** Start Input data **

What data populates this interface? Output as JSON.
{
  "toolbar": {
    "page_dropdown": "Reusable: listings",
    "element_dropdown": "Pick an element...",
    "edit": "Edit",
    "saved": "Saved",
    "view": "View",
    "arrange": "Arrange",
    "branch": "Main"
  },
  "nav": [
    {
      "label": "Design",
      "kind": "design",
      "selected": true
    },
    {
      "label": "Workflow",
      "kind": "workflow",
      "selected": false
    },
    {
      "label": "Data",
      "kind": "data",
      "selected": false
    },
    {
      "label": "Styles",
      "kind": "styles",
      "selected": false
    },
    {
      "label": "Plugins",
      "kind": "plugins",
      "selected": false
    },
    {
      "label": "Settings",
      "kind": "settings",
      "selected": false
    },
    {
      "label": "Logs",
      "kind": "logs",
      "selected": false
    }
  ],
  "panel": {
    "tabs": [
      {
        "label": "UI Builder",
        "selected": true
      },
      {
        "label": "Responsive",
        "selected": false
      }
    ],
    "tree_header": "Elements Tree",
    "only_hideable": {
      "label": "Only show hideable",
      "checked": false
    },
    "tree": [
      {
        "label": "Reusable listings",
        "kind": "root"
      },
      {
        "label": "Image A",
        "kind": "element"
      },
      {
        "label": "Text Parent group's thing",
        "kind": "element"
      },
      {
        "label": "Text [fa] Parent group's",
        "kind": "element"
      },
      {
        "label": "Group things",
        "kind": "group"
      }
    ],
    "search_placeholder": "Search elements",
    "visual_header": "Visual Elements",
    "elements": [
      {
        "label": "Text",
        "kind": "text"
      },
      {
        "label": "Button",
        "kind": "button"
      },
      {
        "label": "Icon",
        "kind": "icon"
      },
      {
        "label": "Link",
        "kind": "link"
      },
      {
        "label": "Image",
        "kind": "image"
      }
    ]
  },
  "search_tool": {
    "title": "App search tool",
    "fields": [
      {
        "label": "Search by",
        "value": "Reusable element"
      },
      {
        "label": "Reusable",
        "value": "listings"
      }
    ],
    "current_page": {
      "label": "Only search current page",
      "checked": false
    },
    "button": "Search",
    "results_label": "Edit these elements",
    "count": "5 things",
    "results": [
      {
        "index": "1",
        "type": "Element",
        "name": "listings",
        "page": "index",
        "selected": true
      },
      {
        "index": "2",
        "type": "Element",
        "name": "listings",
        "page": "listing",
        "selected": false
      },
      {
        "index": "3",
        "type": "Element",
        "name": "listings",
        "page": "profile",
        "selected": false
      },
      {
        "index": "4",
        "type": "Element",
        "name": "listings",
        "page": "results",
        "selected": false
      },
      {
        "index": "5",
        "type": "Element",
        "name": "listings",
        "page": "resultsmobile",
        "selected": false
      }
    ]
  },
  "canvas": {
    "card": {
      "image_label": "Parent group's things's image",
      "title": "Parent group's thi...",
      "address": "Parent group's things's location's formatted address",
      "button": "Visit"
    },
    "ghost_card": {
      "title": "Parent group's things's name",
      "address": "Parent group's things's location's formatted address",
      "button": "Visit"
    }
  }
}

** End Input data **

_Task instructions_
Locate the word "Edit" in the entries, and copy every line where it is found.

_Solved problem_
    "edit": "Edit",
    "results_label": "Edit these elements",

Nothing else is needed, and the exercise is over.